What to do:
Produce an exact copy of all the records.

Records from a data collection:
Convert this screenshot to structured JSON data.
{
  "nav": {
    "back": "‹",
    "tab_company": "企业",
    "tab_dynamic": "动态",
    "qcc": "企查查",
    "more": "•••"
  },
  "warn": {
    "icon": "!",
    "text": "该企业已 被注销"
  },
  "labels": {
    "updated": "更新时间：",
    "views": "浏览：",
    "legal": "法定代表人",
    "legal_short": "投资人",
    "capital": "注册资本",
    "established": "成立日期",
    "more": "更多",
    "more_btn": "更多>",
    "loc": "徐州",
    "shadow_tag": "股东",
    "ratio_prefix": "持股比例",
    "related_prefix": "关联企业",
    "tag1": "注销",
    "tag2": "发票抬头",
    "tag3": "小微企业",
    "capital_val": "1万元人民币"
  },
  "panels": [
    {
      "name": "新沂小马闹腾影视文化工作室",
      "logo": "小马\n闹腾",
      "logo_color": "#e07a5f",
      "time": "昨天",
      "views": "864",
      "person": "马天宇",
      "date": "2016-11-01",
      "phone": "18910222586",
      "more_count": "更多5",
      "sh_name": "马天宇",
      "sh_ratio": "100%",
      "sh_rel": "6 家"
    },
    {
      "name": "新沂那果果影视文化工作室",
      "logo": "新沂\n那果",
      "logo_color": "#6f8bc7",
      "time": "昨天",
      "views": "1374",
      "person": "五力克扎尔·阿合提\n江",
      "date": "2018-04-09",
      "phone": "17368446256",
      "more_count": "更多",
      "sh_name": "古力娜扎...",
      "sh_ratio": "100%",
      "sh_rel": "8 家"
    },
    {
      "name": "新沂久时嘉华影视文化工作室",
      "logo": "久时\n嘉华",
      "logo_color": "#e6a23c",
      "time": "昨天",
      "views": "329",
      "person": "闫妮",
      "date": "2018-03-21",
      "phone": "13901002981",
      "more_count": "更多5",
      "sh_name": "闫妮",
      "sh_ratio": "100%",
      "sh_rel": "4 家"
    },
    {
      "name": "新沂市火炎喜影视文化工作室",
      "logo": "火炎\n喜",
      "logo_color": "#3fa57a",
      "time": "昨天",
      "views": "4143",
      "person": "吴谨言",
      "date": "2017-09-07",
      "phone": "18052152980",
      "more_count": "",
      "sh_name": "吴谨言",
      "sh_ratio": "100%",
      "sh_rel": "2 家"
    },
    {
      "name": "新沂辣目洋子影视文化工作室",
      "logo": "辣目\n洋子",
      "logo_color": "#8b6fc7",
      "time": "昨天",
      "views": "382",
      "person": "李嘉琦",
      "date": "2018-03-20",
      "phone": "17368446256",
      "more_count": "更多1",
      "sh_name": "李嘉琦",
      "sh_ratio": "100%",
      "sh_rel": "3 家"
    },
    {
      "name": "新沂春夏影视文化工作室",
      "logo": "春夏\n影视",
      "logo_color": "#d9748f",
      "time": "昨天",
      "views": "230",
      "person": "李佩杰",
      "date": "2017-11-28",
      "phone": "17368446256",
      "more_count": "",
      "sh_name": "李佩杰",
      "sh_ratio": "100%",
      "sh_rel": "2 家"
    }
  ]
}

Answer to the problem:
Convert this screenshot to structured JSON data.
{
  "nav": {
    "back": "‹",
    "tab_company": "企业",
    "tab_dynamic": "动态",
    "qcc": "企查查",
    "more": "•••"
  },
  "warn": {
    "icon": "!",
    "text": "该企业已 被注销"
  },
  "labels": {
    "updated": "更新时间：",
    "views": "浏览：",
    "legal": "法定代表人",
    "legal_short": "投资人",
    "capital": "注册资本",
    "established": "成立日期",
    "more": "更多",
    "more_btn": "更多>",
    "loc": "徐州",
    "shadow_tag": "股东",
    "ratio_prefix": "持股比例",
    "related_prefix": "关联企业",
    "tag1": "注销",
    "tag2": "发票抬头",
    "tag3": "小微企业",
    "capital_val": "1万元人民币"
  },
  "panels": [
    {
      "name": "新沂小马闹腾影视文化工作室",
      "logo": "小马\n闹腾",
      "logo_color": "#e07a5f",
      "time": "昨天",
      "views": "864",
      "person": "马天宇",
      "date": "2016-11-01",
      "phone": "18910222586",
      "more_count": "更多5",
      "sh_name": "马天宇",
      "sh_ratio": "100%",
      "sh_rel": "6 家"
    },
    {
      "name": "新沂那果果影视文化工作室",
      "logo": "新沂\n那果",
      "logo_color": "#6f8bc7",
      "time": "昨天",
      "views": "1374",
      "person": "五力克扎尔·阿合提\n江",
      "date": "2018-04-09",
      "phone": "17368446256",
      "more_count": "更多",
      "sh_name": "古力娜扎...",
      "sh_ratio": "100%",
      "sh_rel": "8 家"
    },
    {
      "name": "新沂久时嘉华影视文化工作室",
      "logo": "久时\n嘉华",
      "logo_color": "#e6a23c",
      "time": "昨天",
      "views": "329",
      "person": "闫妮",
      "date": "2018-03-21",
      "phone": "13901002981",
      "more_count": "更多5",
      "sh_name": "闫妮",
      "sh_ratio": "100%",
      "sh_rel": "4 家"
    },
    {
      "name": "新沂市火炎喜影视文化工作室",
      "logo": "火炎\n喜",
      "logo_color": "#3fa57a",
      "time": "昨天",
      "views": "4143",
      "person": "吴谨言",
      "date": "2017-09-07",
      "phone": "18052152980",
      "more_count": "",
      "sh_name": "吴谨言",
      "sh_ratio": "100%",
      "sh_rel": "2 家"
    },
    {
      "name": "新沂辣目洋子影视文化工作室",
      "logo": "辣目\n洋子",
      "logo_color": "#8b6fc7",
      "time": "昨天",
      "views": "382",
      "person": "李嘉琦",
      "date": "2018-03-20",
      "phone": "17368446256",
      "more_count": "更多1",
      "sh_name": "李嘉琦",
      "sh_ratio": "100%",
      "sh_rel": "3 家"
    },
    {
      "name": "新沂春夏影视文化工作室",
      "logo": "春夏\n影视",
      "logo_color": "#d9748f",
      "time": "昨天",
      "views": "230",
      "person": "李佩杰",
      "date": "2017-11-28",
      "phone": "17368446256",
      "more_count": "",
      "sh_name": "李佩杰",
      "sh_ratio": "100%",
      "sh_rel": "2 家"
    }
  ]
}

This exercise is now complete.